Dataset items

+ + + +

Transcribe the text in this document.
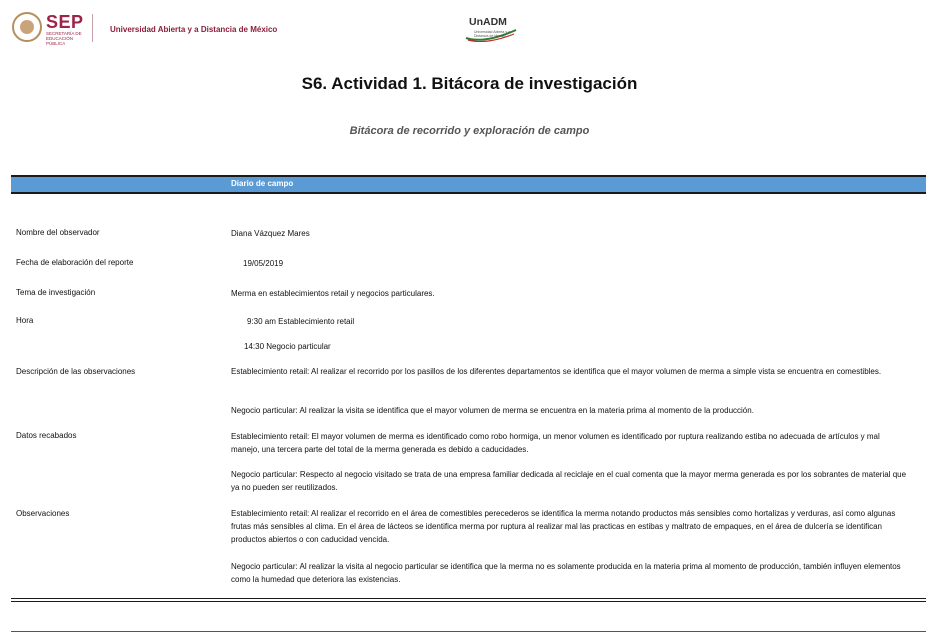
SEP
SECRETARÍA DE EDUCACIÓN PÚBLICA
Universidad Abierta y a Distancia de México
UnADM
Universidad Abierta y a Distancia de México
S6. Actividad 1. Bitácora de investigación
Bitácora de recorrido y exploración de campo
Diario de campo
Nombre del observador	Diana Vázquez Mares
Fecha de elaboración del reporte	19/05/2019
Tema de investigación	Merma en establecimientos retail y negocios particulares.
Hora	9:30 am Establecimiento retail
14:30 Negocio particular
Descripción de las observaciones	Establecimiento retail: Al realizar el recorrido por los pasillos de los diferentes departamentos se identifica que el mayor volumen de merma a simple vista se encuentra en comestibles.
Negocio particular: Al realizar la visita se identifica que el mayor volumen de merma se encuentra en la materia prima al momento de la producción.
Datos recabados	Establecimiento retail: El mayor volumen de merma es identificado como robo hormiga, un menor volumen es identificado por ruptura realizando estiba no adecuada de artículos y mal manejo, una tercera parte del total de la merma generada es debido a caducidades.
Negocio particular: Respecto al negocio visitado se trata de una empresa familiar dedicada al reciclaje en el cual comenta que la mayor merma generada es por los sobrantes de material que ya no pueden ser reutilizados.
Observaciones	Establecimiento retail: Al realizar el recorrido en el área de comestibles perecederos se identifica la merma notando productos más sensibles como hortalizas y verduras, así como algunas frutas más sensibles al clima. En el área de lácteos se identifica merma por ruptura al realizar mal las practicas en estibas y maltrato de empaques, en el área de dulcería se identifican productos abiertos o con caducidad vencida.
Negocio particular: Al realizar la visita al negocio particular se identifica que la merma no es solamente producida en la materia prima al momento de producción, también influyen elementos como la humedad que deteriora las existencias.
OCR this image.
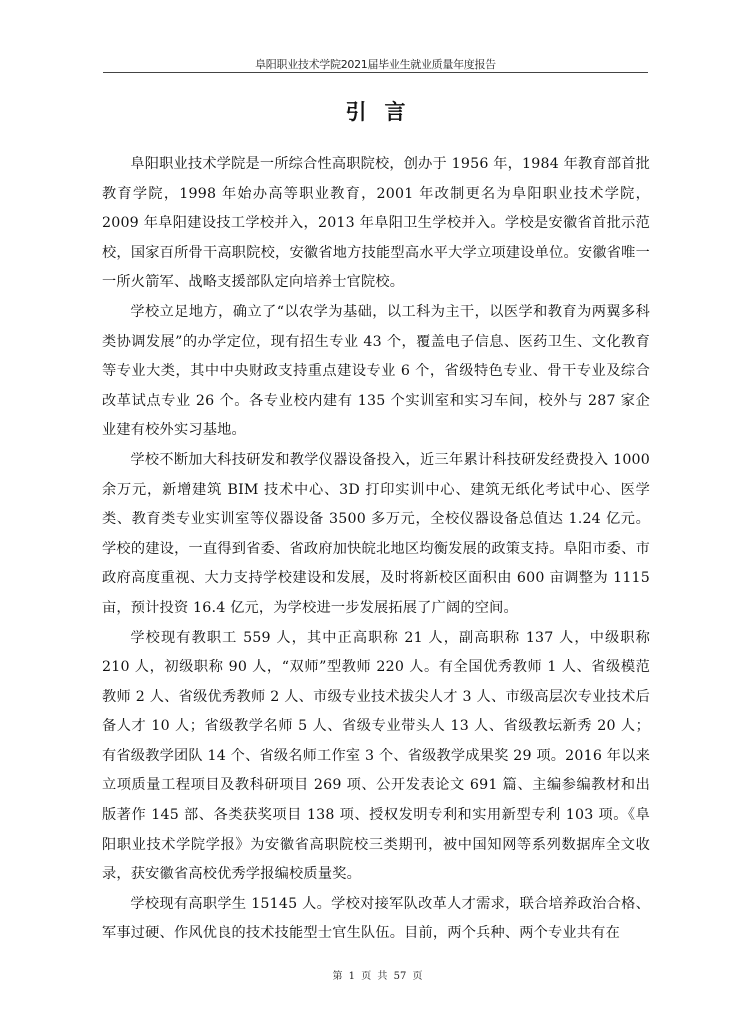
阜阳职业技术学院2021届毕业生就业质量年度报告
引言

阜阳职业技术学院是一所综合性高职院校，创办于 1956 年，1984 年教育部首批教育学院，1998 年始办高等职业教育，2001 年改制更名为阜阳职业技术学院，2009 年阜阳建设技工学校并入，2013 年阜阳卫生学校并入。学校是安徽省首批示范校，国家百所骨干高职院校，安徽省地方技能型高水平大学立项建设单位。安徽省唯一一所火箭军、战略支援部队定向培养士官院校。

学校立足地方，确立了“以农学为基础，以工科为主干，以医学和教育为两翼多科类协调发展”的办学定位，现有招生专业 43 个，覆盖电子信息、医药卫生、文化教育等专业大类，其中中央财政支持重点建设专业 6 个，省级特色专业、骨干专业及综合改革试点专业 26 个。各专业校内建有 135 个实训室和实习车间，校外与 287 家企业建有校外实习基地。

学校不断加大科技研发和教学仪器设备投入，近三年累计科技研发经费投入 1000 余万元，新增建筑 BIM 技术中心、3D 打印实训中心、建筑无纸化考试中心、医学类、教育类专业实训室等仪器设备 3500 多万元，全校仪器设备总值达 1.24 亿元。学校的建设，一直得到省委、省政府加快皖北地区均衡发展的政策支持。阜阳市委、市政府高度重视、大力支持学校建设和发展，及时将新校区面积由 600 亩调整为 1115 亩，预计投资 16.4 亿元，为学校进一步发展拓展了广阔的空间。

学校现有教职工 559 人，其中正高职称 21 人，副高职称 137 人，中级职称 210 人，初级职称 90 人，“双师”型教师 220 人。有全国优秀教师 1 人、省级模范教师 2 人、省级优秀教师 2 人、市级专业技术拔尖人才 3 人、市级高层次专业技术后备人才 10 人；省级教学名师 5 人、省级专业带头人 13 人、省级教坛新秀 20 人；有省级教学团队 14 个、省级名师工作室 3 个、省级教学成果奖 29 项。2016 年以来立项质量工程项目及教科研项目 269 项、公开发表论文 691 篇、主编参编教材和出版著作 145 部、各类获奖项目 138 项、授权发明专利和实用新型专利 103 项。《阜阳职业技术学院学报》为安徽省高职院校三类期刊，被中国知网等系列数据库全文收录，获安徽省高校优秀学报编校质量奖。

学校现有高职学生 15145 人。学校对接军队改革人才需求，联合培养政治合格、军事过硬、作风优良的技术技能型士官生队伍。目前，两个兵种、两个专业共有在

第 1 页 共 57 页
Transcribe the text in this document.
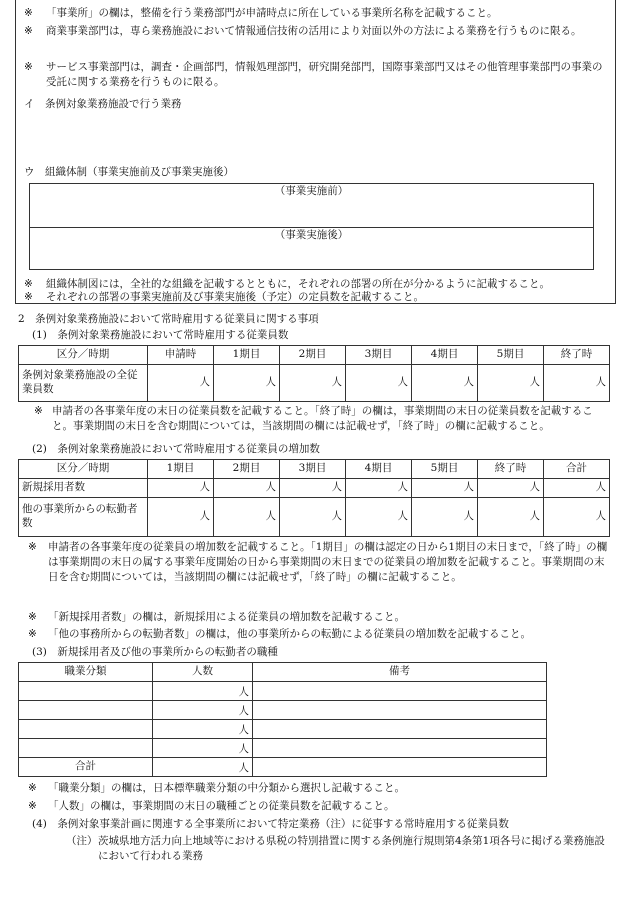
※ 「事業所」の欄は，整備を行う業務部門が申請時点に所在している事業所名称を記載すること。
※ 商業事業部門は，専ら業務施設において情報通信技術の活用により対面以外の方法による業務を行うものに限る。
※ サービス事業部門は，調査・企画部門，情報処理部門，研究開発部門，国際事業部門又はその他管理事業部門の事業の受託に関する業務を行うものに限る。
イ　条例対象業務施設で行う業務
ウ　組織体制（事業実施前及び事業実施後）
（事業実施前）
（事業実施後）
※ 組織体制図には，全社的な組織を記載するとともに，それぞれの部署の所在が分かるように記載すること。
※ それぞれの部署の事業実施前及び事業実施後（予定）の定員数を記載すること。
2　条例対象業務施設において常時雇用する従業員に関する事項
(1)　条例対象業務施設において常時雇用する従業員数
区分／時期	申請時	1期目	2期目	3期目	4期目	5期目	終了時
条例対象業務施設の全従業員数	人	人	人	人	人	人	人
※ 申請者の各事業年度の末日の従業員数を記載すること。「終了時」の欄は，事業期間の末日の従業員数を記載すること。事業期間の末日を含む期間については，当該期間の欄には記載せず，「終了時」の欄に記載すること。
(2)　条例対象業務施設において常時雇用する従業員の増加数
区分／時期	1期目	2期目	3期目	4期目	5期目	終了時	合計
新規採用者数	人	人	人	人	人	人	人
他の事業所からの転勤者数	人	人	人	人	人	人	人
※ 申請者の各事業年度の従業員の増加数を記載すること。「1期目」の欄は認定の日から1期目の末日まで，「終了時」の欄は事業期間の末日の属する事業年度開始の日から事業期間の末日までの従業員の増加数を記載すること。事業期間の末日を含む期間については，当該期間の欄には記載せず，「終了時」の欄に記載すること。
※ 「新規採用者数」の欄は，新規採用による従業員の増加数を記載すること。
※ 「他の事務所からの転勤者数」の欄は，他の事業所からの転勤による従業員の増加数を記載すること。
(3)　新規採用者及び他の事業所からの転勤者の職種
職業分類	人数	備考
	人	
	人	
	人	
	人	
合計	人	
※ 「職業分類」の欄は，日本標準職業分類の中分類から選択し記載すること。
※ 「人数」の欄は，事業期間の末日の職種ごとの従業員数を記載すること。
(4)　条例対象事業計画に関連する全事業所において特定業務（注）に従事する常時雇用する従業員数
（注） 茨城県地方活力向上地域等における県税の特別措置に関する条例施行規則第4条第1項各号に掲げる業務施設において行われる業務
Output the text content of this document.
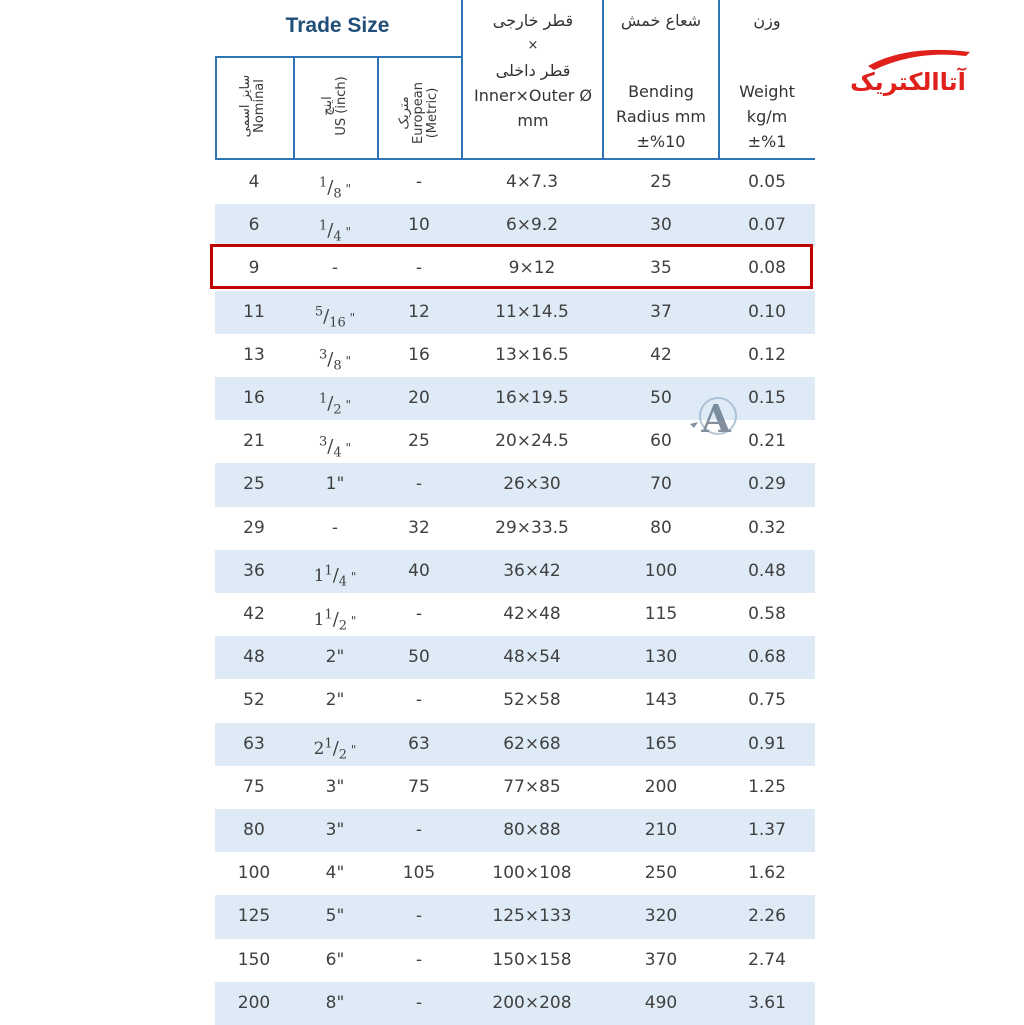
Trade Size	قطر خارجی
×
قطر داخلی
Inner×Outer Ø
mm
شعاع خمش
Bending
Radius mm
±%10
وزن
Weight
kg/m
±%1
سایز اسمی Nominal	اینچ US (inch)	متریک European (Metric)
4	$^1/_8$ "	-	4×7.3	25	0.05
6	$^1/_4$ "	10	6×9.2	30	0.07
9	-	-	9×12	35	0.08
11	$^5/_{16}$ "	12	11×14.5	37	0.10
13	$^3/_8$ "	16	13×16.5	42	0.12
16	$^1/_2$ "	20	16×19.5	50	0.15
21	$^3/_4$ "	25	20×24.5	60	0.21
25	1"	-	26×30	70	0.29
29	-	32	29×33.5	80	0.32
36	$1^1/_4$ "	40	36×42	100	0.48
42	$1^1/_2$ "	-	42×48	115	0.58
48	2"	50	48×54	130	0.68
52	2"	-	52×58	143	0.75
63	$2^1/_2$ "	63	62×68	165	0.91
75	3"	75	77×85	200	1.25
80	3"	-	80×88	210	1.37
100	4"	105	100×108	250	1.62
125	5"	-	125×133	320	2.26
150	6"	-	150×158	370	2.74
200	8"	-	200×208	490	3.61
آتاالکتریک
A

+ + + +

Repeat the data exactly, dropping every picture it holds.

§ WORKED ANSWER:
Transcribe the text in this document.
SEP
SECRETARÍA DE EDUCACIÓN PÚBLICA
Universidad Abierta y a Distancia de México
UnADM
Universidad Abierta y a Distancia de México
S6. Actividad 1. Bitácora de investigación
Bitácora de recorrido y exploración de campo
Diario de campo
Nombre del observador	Diana Vázquez Mares
Fecha de elaboración del reporte	19/05/2019
Tema de investigación	Merma en establecimientos retail y negocios particulares.
Hora	9:30 am Establecimiento retail
14:30 Negocio particular
Descripción de las observaciones	Establecimiento retail: Al realizar el recorrido por los pasillos de los diferentes departamentos se identifica que el mayor volumen de merma a simple vista se encuentra en comestibles.
Negocio particular: Al realizar la visita se identifica que el mayor volumen de merma se encuentra en la materia prima al momento de la producción.
Datos recabados	Establecimiento retail: El mayor volumen de merma es identificado como robo hormiga, un menor volumen es identificado por ruptura realizando estiba no adecuada de artículos y mal manejo, una tercera parte del total de la merma generada es debido a caducidades.
Negocio particular: Respecto al negocio visitado se trata de una empresa familiar dedicada al reciclaje en el cual comenta que la mayor merma generada es por los sobrantes de material que ya no pueden ser reutilizados.
Observaciones	Establecimiento retail: Al realizar el recorrido en el área de comestibles perecederos se identifica la merma notando productos más sensibles como hortalizas y verduras, así como algunas frutas más sensibles al clima. En el área de lácteos se identifica merma por ruptura al realizar mal las practicas en estibas y maltrato de empaques, en el área de dulcería se identifican productos abiertos o con caducidad vencida.
Negocio particular: Al realizar la visita al negocio particular se identifica que la merma no es solamente producida en la materia prima al momento de producción, también influyen elementos como la humedad que deteriora las existencias.
OCR this image.
阜阳职业技术学院2021届毕业生就业质量年度报告
引言

阜阳职业技术学院是一所综合性高职院校，创办于 1956 年，1984 年教育部首批教育学院，1998 年始办高等职业教育，2001 年改制更名为阜阳职业技术学院，2009 年阜阳建设技工学校并入，2013 年阜阳卫生学校并入。学校是安徽省首批示范校，国家百所骨干高职院校，安徽省地方技能型高水平大学立项建设单位。安徽省唯一一所火箭军、战略支援部队定向培养士官院校。

学校立足地方，确立了“以农学为基础，以工科为主干，以医学和教育为两翼多科类协调发展”的办学定位，现有招生专业 43 个，覆盖电子信息、医药卫生、文化教育等专业大类，其中中央财政支持重点建设专业 6 个，省级特色专业、骨干专业及综合改革试点专业 26 个。各专业校内建有 135 个实训室和实习车间，校外与 287 家企业建有校外实习基地。

学校不断加大科技研发和教学仪器设备投入，近三年累计科技研发经费投入 1000 余万元，新增建筑 BIM 技术中心、3D 打印实训中心、建筑无纸化考试中心、医学类、教育类专业实训室等仪器设备 3500 多万元，全校仪器设备总值达 1.24 亿元。学校的建设，一直得到省委、省政府加快皖北地区均衡发展的政策支持。阜阳市委、市政府高度重视、大力支持学校建设和发展，及时将新校区面积由 600 亩调整为 1115 亩，预计投资 16.4 亿元，为学校进一步发展拓展了广阔的空间。

学校现有教职工 559 人，其中正高职称 21 人，副高职称 137 人，中级职称 210 人，初级职称 90 人，“双师”型教师 220 人。有全国优秀教师 1 人、省级模范教师 2 人、省级优秀教师 2 人、市级专业技术拔尖人才 3 人、市级高层次专业技术后备人才 10 人；省级教学名师 5 人、省级专业带头人 13 人、省级教坛新秀 20 人；有省级教学团队 14 个、省级名师工作室 3 个、省级教学成果奖 29 项。2016 年以来立项质量工程项目及教科研项目 269 项、公开发表论文 691 篇、主编参编教材和出版著作 145 部、各类获奖项目 138 项、授权发明专利和实用新型专利 103 项。《阜阳职业技术学院学报》为安徽省高职院校三类期刊，被中国知网等系列数据库全文收录，获安徽省高校优秀学报编校质量奖。

学校现有高职学生 15145 人。学校对接军队改革人才需求，联合培养政治合格、军事过硬、作风优良的技术技能型士官生队伍。目前，两个兵种、两个专业共有在

第 1 页 共 57 页
Transcribe the text in this document.
※ 「事業所」の欄は，整備を行う業務部門が申請時点に所在している事業所名称を記載すること。
※ 商業事業部門は，専ら業務施設において情報通信技術の活用により対面以外の方法による業務を行うものに限る。
※ サービス事業部門は，調査・企画部門，情報処理部門，研究開発部門，国際事業部門又はその他管理事業部門の事業の受託に関する業務を行うものに限る。
イ　条例対象業務施設で行う業務
ウ　組織体制（事業実施前及び事業実施後）
（事業実施前）
（事業実施後）
※ 組織体制図には，全社的な組織を記載するとともに，それぞれの部署の所在が分かるように記載すること。
※ それぞれの部署の事業実施前及び事業実施後（予定）の定員数を記載すること。
2　条例対象業務施設において常時雇用する従業員に関する事項
(1)　条例対象業務施設において常時雇用する従業員数
区分／時期	申請時	1期目	2期目	3期目	4期目	5期目	終了時
条例対象業務施設の全従業員数	人	人	人	人	人	人	人
※ 申請者の各事業年度の末日の従業員数を記載すること。「終了時」の欄は，事業期間の末日の従業員数を記載すること。事業期間の末日を含む期間については，当該期間の欄には記載せず，「終了時」の欄に記載すること。
(2)　条例対象業務施設において常時雇用する従業員の増加数
区分／時期	1期目	2期目	3期目	4期目	5期目	終了時	合計
新規採用者数	人	人	人	人	人	人	人
他の事業所からの転勤者数	人	人	人	人	人	人	人
※ 申請者の各事業年度の従業員の増加数を記載すること。「1期目」の欄は認定の日から1期目の末日まで，「終了時」の欄は事業期間の末日の属する事業年度開始の日から事業期間の末日までの従業員の増加数を記載すること。事業期間の末日を含む期間については，当該期間の欄には記載せず，「終了時」の欄に記載すること。
※ 「新規採用者数」の欄は，新規採用による従業員の増加数を記載すること。
※ 「他の事務所からの転勤者数」の欄は，他の事業所からの転勤による従業員の増加数を記載すること。
(3)　新規採用者及び他の事業所からの転勤者の職種
職業分類	人数	備考
	人	
	人	
	人	
	人	
合計	人	
※ 「職業分類」の欄は，日本標準職業分類の中分類から選択し記載すること。
※ 「人数」の欄は，事業期間の末日の職種ごとの従業員数を記載すること。
(4)　条例対象事業計画に関連する全事業所において特定業務（注）に従事する常時雇用する従業員数
（注） 茨城県地方活力向上地域等における県税の特別措置に関する条例施行規則第4条第1項各号に掲げる業務施設において行われる業務
Output the text content of this document.
Trade Size	قطر خارجی
×
قطر داخلی
Inner×Outer Ø
mm
شعاع خمش
Bending
Radius mm
±%10
وزن
Weight
kg/m
±%1
سایز اسمی Nominal	اینچ US (inch)	متریک European (Metric)
4	$^1/_8$ "	-	4×7.3	25	0.05
6	$^1/_4$ "	10	6×9.2	30	0.07
9	-	-	9×12	35	0.08
11	$^5/_{16}$ "	12	11×14.5	37	0.10
13	$^3/_8$ "	16	13×16.5	42	0.12
16	$^1/_2$ "	20	16×19.5	50	0.15
21	$^3/_4$ "	25	20×24.5	60	0.21
25	1"	-	26×30	70	0.29
29	-	32	29×33.5	80	0.32
36	$1^1/_4$ "	40	36×42	100	0.48
42	$1^1/_2$ "	-	42×48	115	0.58
48	2"	50	48×54	130	0.68
52	2"	-	52×58	143	0.75
63	$2^1/_2$ "	63	62×68	165	0.91
75	3"	75	77×85	200	1.25
80	3"	-	80×88	210	1.37
100	4"	105	100×108	250	1.62
125	5"	-	125×133	320	2.26
150	6"	-	150×158	370	2.74
200	8"	-	200×208	490	3.61
آتاالکتریک
A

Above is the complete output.